Your objective: Without the pictures, give the entries below again exactly as written.

Working data:
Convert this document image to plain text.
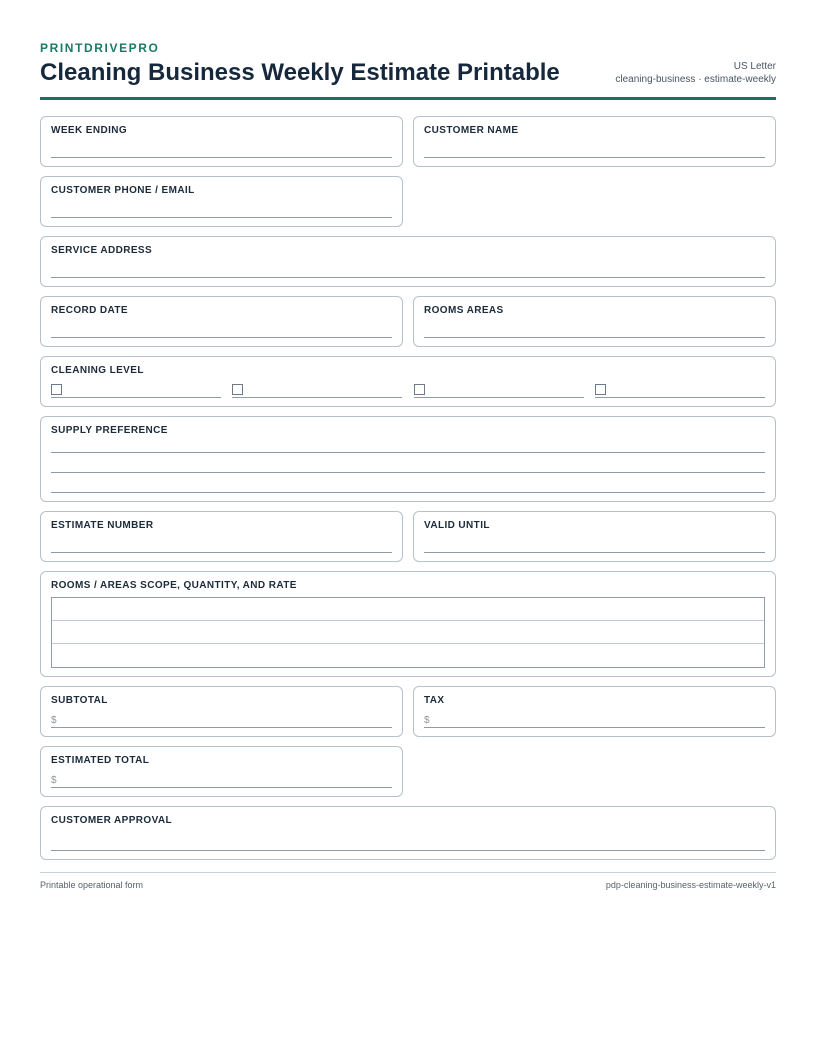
PRINTDRIVEPRO
Cleaning Business Weekly Estimate Printable	US Letter
cleaning-business · estimate-weekly
WEEK ENDING	CUSTOMER NAME
CUSTOMER PHONE / EMAIL
SERVICE ADDRESS
RECORD DATE	ROOMS AREAS
CLEANING LEVEL
SUPPLY PREFERENCE
ESTIMATE NUMBER	VALID UNTIL
ROOMS / AREAS SCOPE, QUANTITY, AND RATE
SUBTOTAL
$
TAX
$
ESTIMATED TOTAL
$
CUSTOMER APPROVAL
Printable operational form	pdp-cleaning-business-estimate-weekly-v1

Answer below:
Convert this document image to plain text.
PRINTDRIVEPRO
Cleaning Business Weekly Estimate Printable	US Letter
cleaning-business · estimate-weekly
WEEK ENDING	CUSTOMER NAME
CUSTOMER PHONE / EMAIL
SERVICE ADDRESS
RECORD DATE	ROOMS AREAS
CLEANING LEVEL
SUPPLY PREFERENCE
ESTIMATE NUMBER	VALID UNTIL
ROOMS / AREAS SCOPE, QUANTITY, AND RATE
SUBTOTAL
$
TAX
$
ESTIMATED TOTAL
$
CUSTOMER APPROVAL
Printable operational form	pdp-cleaning-business-estimate-weekly-v1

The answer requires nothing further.